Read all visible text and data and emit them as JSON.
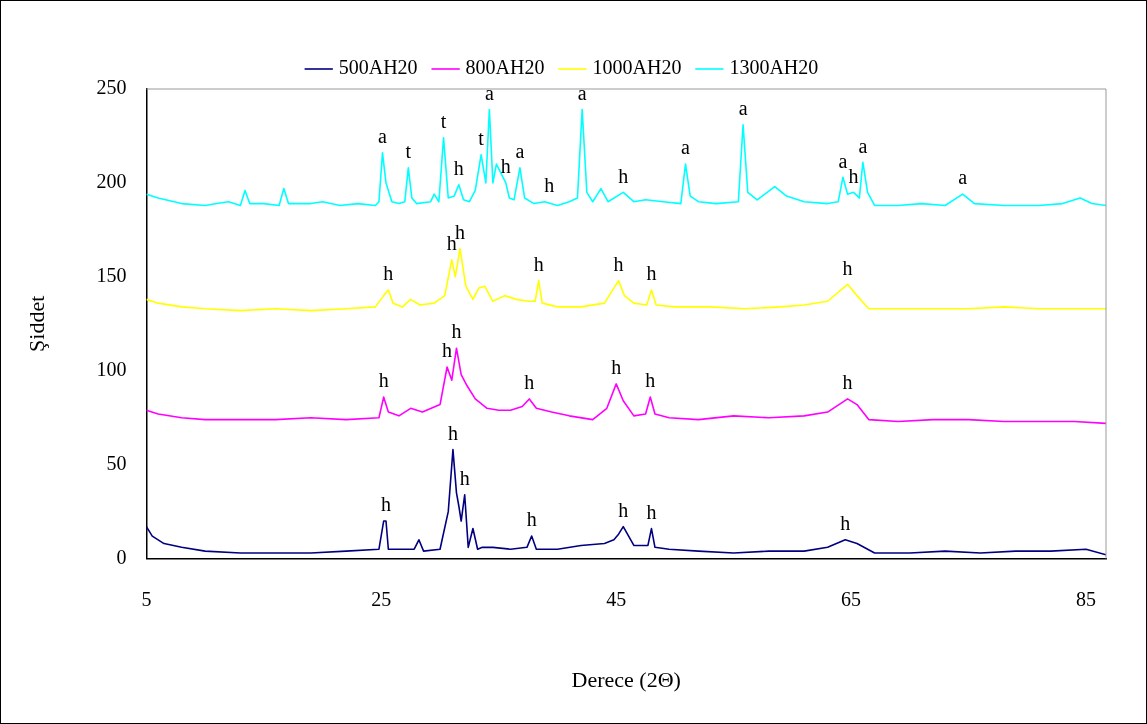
{
  "chart_data": {
    "type": "line",
    "xlabel": "Derece (2Θ)",
    "ylabel": "Şiddet",
    "xlim": [
      5,
      86.7
    ],
    "xticks": [
      5,
      25,
      45,
      65,
      85
    ],
    "ylim": [
      0,
      250
    ],
    "yticks": [
      0,
      50,
      100,
      150,
      200,
      250
    ],
    "grid": false,
    "legend": "top",
    "marker": "none",
    "line_style": "solid",
    "series": [
      {
        "name": "500AH20",
        "color": "#000080",
        "x": [
          5,
          5.5,
          6.5,
          8,
          10,
          13,
          16,
          19,
          22,
          24.8,
          25.2,
          25.4,
          25.6,
          26.5,
          27.8,
          28.2,
          28.6,
          30.0,
          30.7,
          31.1,
          31.4,
          31.6,
          31.8,
          32.1,
          32.4,
          32.8,
          33.2,
          33.6,
          34.5,
          36,
          37.4,
          37.8,
          38.2,
          40,
          42,
          44,
          44.8,
          45.2,
          45.6,
          46.5,
          47.7,
          48.0,
          48.3,
          49.5,
          52,
          55,
          58,
          61,
          63,
          64.5,
          65.5,
          67,
          70,
          73,
          76,
          79,
          82,
          85,
          86.7
        ],
        "values": [
          17,
          12,
          8,
          6,
          4,
          3,
          3,
          3,
          4,
          5,
          20,
          20,
          5,
          5,
          5,
          10,
          4,
          5,
          25,
          58,
          35,
          28,
          20,
          34,
          6,
          16,
          5,
          6,
          6,
          5,
          6,
          12,
          5,
          5,
          7,
          8,
          10,
          13,
          17,
          7,
          7,
          16,
          6,
          5,
          4,
          3,
          4,
          4,
          6,
          10,
          8,
          3,
          3,
          4,
          3,
          4,
          4,
          5,
          2
        ]
      },
      {
        "name": "800AH20",
        "color": "#ff00ff",
        "x": [
          5,
          6,
          8,
          10,
          13,
          16,
          19,
          22,
          24.8,
          25.2,
          25.6,
          26.5,
          27.5,
          28.5,
          30.0,
          30.6,
          31.0,
          31.4,
          31.8,
          32.3,
          33,
          34,
          35,
          36,
          37.0,
          37.6,
          38.2,
          39.5,
          41,
          43,
          44.2,
          45.0,
          45.6,
          46.5,
          47.5,
          47.9,
          48.3,
          49.5,
          52,
          55,
          58,
          61,
          63,
          64.7,
          65.5,
          66.5,
          69,
          72,
          75,
          78,
          81,
          84,
          86.7
        ],
        "values": [
          79,
          77,
          75,
          74,
          74,
          74,
          75,
          74,
          75,
          86,
          78,
          76,
          80,
          78,
          82,
          102,
          95,
          112,
          98,
          92,
          85,
          80,
          79,
          79,
          81,
          85,
          80,
          78,
          76,
          74,
          80,
          93,
          84,
          76,
          77,
          86,
          77,
          75,
          74,
          76,
          75,
          76,
          78,
          85,
          82,
          74,
          73,
          74,
          74,
          73,
          73,
          73,
          72
        ]
      },
      {
        "name": "1000AH20",
        "color": "#ffff00",
        "x": [
          5,
          6,
          8,
          10,
          13,
          16,
          19,
          22,
          24.5,
          25.2,
          25.6,
          26.0,
          26.8,
          27.5,
          28.3,
          29.5,
          30.4,
          31.0,
          31.3,
          31.7,
          32.2,
          32.8,
          33.3,
          33.8,
          34.5,
          35.5,
          36.5,
          37.5,
          38.1,
          38.4,
          38.7,
          40,
          42,
          44,
          45.2,
          45.7,
          46.5,
          47.6,
          48.0,
          48.4,
          50,
          53,
          56,
          59,
          61,
          63,
          64.7,
          65.5,
          66.5,
          69,
          72,
          75,
          78,
          81,
          84,
          86.7
        ],
        "values": [
          138,
          136,
          134,
          133,
          132,
          133,
          132,
          133,
          134,
          140,
          143,
          136,
          134,
          138,
          135,
          136,
          140,
          159,
          150,
          165,
          145,
          138,
          144,
          145,
          137,
          140,
          138,
          137,
          137,
          148,
          136,
          134,
          134,
          136,
          148,
          140,
          136,
          135,
          143,
          135,
          134,
          134,
          133,
          134,
          135,
          137,
          146,
          140,
          133,
          133,
          133,
          133,
          134,
          133,
          133,
          133
        ]
      },
      {
        "name": "1300AH20",
        "color": "#00ffff",
        "x": [
          5,
          6,
          8,
          10,
          11,
          12,
          13,
          13.4,
          13.8,
          15,
          16.3,
          16.7,
          17.1,
          19,
          20,
          21.5,
          23,
          24.5,
          24.8,
          25.1,
          25.4,
          25.9,
          26.5,
          27.0,
          27.3,
          27.6,
          28,
          29.2,
          29.5,
          29.9,
          30.3,
          30.7,
          31.2,
          31.6,
          32.0,
          32.5,
          33.0,
          33.5,
          33.9,
          34.2,
          34.5,
          34.8,
          35.6,
          35.9,
          36.3,
          36.8,
          37.2,
          38,
          38.9,
          40,
          41,
          41.7,
          42.1,
          42.5,
          43.0,
          43.7,
          44.3,
          45.6,
          46.5,
          47.5,
          49,
          50.5,
          50.9,
          51.3,
          52,
          53.5,
          55.4,
          55.8,
          56.2,
          57,
          58.5,
          59.5,
          61,
          63,
          63.9,
          64.3,
          64.7,
          65.2,
          65.7,
          66.0,
          66.4,
          67,
          69,
          71,
          73,
          74.5,
          75.5,
          78,
          81,
          83,
          84.5,
          85.5,
          86.7
        ],
        "values": [
          194,
          192,
          189,
          188,
          189,
          190,
          188,
          196,
          189,
          189,
          188,
          197,
          189,
          189,
          190,
          188,
          189,
          188,
          190,
          216,
          200,
          190,
          189,
          190,
          208,
          192,
          189,
          190,
          194,
          190,
          224,
          192,
          193,
          199,
          191,
          190,
          196,
          215,
          200,
          239,
          200,
          210,
          200,
          192,
          191,
          208,
          192,
          189,
          190,
          188,
          190,
          192,
          239,
          195,
          190,
          197,
          190,
          195,
          190,
          191,
          190,
          189,
          210,
          193,
          190,
          189,
          190,
          231,
          195,
          191,
          198,
          193,
          190,
          189,
          190,
          203,
          194,
          195,
          192,
          211,
          195,
          188,
          188,
          189,
          188,
          194,
          189,
          188,
          188,
          189,
          192,
          189,
          188
        ]
      }
    ],
    "annotations": [
      {
        "text": "a",
        "x": 25.1,
        "y": 216
      },
      {
        "text": "t",
        "x": 27.3,
        "y": 208
      },
      {
        "text": "t",
        "x": 30.3,
        "y": 224
      },
      {
        "text": "h",
        "x": 31.6,
        "y": 199
      },
      {
        "text": "t",
        "x": 33.5,
        "y": 215
      },
      {
        "text": "a",
        "x": 34.2,
        "y": 239
      },
      {
        "text": "h",
        "x": 35.6,
        "y": 200
      },
      {
        "text": "a",
        "x": 36.8,
        "y": 208
      },
      {
        "text": "h",
        "x": 39.3,
        "y": 190
      },
      {
        "text": "a",
        "x": 42.1,
        "y": 239
      },
      {
        "text": "h",
        "x": 45.6,
        "y": 195
      },
      {
        "text": "a",
        "x": 50.9,
        "y": 210
      },
      {
        "text": "a",
        "x": 55.8,
        "y": 231
      },
      {
        "text": "a",
        "x": 64.3,
        "y": 203
      },
      {
        "text": "h",
        "x": 65.2,
        "y": 195
      },
      {
        "text": "a",
        "x": 66.0,
        "y": 211
      },
      {
        "text": "a",
        "x": 74.5,
        "y": 194
      },
      {
        "text": "h",
        "x": 25.6,
        "y": 143
      },
      {
        "text": "h",
        "x": 31.0,
        "y": 159
      },
      {
        "text": "h",
        "x": 31.7,
        "y": 165
      },
      {
        "text": "h",
        "x": 38.4,
        "y": 148
      },
      {
        "text": "h",
        "x": 45.2,
        "y": 148
      },
      {
        "text": "h",
        "x": 48.0,
        "y": 143
      },
      {
        "text": "h",
        "x": 64.7,
        "y": 146
      },
      {
        "text": "h",
        "x": 25.2,
        "y": 86
      },
      {
        "text": "h",
        "x": 30.6,
        "y": 102
      },
      {
        "text": "h",
        "x": 31.4,
        "y": 112
      },
      {
        "text": "h",
        "x": 37.6,
        "y": 85
      },
      {
        "text": "h",
        "x": 45.0,
        "y": 93
      },
      {
        "text": "h",
        "x": 47.9,
        "y": 86
      },
      {
        "text": "h",
        "x": 64.7,
        "y": 85
      },
      {
        "text": "h",
        "x": 25.4,
        "y": 20
      },
      {
        "text": "h",
        "x": 31.1,
        "y": 58
      },
      {
        "text": "h",
        "x": 32.1,
        "y": 34
      },
      {
        "text": "h",
        "x": 37.8,
        "y": 12
      },
      {
        "text": "h",
        "x": 45.6,
        "y": 17
      },
      {
        "text": "h",
        "x": 48.0,
        "y": 16
      },
      {
        "text": "h",
        "x": 64.5,
        "y": 10
      }
    ]
  }
}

────────────────────────────────────────

→ **DIRECTIONS FOR THIS TASK**:
Copy every line of the listing that contains the word "name".

→ **WRITTEN SOLUTION**:
        "name": "500AH20",
        "name": "800AH20",
        "name": "1000AH20",
        "name": "1300AH20",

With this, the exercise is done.